■ EXERCISE DIRECTIONS: Below you will find a set of lines. Repeat them all exactly.
--- START RECORDS PROVIDED ---
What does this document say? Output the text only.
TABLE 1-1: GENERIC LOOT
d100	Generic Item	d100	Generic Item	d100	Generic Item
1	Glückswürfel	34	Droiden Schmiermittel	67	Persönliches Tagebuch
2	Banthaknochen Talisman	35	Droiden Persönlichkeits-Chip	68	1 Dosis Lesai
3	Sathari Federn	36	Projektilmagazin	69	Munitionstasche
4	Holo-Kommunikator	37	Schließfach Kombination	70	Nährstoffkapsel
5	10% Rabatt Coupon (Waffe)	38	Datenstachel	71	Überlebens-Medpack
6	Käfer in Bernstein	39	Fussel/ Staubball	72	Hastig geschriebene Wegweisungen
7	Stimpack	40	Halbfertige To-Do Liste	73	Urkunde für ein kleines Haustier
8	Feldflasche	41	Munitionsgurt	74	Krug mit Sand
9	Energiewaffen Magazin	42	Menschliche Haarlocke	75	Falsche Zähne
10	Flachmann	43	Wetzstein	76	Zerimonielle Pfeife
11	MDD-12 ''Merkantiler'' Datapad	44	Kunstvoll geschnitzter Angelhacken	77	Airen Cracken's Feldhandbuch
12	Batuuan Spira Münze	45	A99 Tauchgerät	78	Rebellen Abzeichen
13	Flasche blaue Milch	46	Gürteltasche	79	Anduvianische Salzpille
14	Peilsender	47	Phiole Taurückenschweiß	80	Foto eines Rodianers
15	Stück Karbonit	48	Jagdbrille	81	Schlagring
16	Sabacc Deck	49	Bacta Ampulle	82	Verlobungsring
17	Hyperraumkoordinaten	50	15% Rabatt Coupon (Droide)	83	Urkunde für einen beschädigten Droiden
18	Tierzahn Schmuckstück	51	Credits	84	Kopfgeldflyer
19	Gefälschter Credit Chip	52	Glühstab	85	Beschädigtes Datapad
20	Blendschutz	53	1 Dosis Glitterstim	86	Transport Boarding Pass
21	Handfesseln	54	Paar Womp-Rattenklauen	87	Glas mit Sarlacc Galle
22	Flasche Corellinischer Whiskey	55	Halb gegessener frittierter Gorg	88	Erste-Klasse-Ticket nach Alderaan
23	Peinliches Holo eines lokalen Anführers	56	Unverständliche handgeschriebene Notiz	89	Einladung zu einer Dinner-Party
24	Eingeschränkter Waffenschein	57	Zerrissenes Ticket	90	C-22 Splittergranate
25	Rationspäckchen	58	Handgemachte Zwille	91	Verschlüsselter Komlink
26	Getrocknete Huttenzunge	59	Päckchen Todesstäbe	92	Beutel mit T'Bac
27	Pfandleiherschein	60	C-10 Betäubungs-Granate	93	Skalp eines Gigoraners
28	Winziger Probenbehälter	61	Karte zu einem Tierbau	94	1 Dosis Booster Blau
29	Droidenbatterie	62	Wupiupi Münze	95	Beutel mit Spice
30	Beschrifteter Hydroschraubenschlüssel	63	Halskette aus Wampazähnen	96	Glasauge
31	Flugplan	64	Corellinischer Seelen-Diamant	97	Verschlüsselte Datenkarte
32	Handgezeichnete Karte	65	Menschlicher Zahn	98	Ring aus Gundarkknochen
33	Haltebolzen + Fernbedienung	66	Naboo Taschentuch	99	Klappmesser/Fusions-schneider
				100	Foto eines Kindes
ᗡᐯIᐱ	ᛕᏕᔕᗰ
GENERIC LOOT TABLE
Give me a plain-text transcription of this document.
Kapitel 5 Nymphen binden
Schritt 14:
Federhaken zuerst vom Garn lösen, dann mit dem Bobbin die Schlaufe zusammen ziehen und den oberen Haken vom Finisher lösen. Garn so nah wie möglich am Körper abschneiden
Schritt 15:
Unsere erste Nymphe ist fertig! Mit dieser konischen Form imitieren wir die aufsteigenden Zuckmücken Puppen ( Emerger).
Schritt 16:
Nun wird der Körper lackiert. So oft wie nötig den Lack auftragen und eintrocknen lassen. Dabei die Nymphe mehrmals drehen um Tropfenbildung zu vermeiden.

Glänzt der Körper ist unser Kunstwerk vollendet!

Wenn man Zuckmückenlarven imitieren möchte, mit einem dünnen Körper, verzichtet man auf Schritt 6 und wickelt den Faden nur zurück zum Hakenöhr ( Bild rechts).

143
--- END RECORDS PROVIDED ---
■ THE ANSWER:
What does this document say? Output the text only.
TABLE 1-1: GENERIC LOOT
d100	Generic Item	d100	Generic Item	d100	Generic Item
1	Glückswürfel	34	Droiden Schmiermittel	67	Persönliches Tagebuch
2	Banthaknochen Talisman	35	Droiden Persönlichkeits-Chip	68	1 Dosis Lesai
3	Sathari Federn	36	Projektilmagazin	69	Munitionstasche
4	Holo-Kommunikator	37	Schließfach Kombination	70	Nährstoffkapsel
5	10% Rabatt Coupon (Waffe)	38	Datenstachel	71	Überlebens-Medpack
6	Käfer in Bernstein	39	Fussel/ Staubball	72	Hastig geschriebene Wegweisungen
7	Stimpack	40	Halbfertige To-Do Liste	73	Urkunde für ein kleines Haustier
8	Feldflasche	41	Munitionsgurt	74	Krug mit Sand
9	Energiewaffen Magazin	42	Menschliche Haarlocke	75	Falsche Zähne
10	Flachmann	43	Wetzstein	76	Zerimonielle Pfeife
11	MDD-12 ''Merkantiler'' Datapad	44	Kunstvoll geschnitzter Angelhacken	77	Airen Cracken's Feldhandbuch
12	Batuuan Spira Münze	45	A99 Tauchgerät	78	Rebellen Abzeichen
13	Flasche blaue Milch	46	Gürteltasche	79	Anduvianische Salzpille
14	Peilsender	47	Phiole Taurückenschweiß	80	Foto eines Rodianers
15	Stück Karbonit	48	Jagdbrille	81	Schlagring
16	Sabacc Deck	49	Bacta Ampulle	82	Verlobungsring
17	Hyperraumkoordinaten	50	15% Rabatt Coupon (Droide)	83	Urkunde für einen beschädigten Droiden
18	Tierzahn Schmuckstück	51	Credits	84	Kopfgeldflyer
19	Gefälschter Credit Chip	52	Glühstab	85	Beschädigtes Datapad
20	Blendschutz	53	1 Dosis Glitterstim	86	Transport Boarding Pass
21	Handfesseln	54	Paar Womp-Rattenklauen	87	Glas mit Sarlacc Galle
22	Flasche Corellinischer Whiskey	55	Halb gegessener frittierter Gorg	88	Erste-Klasse-Ticket nach Alderaan
23	Peinliches Holo eines lokalen Anführers	56	Unverständliche handgeschriebene Notiz	89	Einladung zu einer Dinner-Party
24	Eingeschränkter Waffenschein	57	Zerrissenes Ticket	90	C-22 Splittergranate
25	Rationspäckchen	58	Handgemachte Zwille	91	Verschlüsselter Komlink
26	Getrocknete Huttenzunge	59	Päckchen Todesstäbe	92	Beutel mit T'Bac
27	Pfandleiherschein	60	C-10 Betäubungs-Granate	93	Skalp eines Gigoraners
28	Winziger Probenbehälter	61	Karte zu einem Tierbau	94	1 Dosis Booster Blau
29	Droidenbatterie	62	Wupiupi Münze	95	Beutel mit Spice
30	Beschrifteter Hydroschraubenschlüssel	63	Halskette aus Wampazähnen	96	Glasauge
31	Flugplan	64	Corellinischer Seelen-Diamant	97	Verschlüsselte Datenkarte
32	Handgezeichnete Karte	65	Menschlicher Zahn	98	Ring aus Gundarkknochen
33	Haltebolzen + Fernbedienung	66	Naboo Taschentuch	99	Klappmesser/Fusions-schneider
				100	Foto eines Kindes
ᗡᐯIᐱ	ᛕᏕᔕᗰ
GENERIC LOOT TABLE
Give me a plain-text transcription of this document.
Kapitel 5 Nymphen binden
Schritt 14:
Federhaken zuerst vom Garn lösen, dann mit dem Bobbin die Schlaufe zusammen ziehen und den oberen Haken vom Finisher lösen. Garn so nah wie möglich am Körper abschneiden
Schritt 15:
Unsere erste Nymphe ist fertig! Mit dieser konischen Form imitieren wir die aufsteigenden Zuckmücken Puppen ( Emerger).
Schritt 16:
Nun wird der Körper lackiert. So oft wie nötig den Lack auftragen und eintrocknen lassen. Dabei die Nymphe mehrmals drehen um Tropfenbildung zu vermeiden.

Glänzt der Körper ist unser Kunstwerk vollendet!

Wenn man Zuckmückenlarven imitieren möchte, mit einem dünnen Körper, verzichtet man auf Schritt 6 und wickelt den Faden nur zurück zum Hakenöhr ( Bild rechts).

143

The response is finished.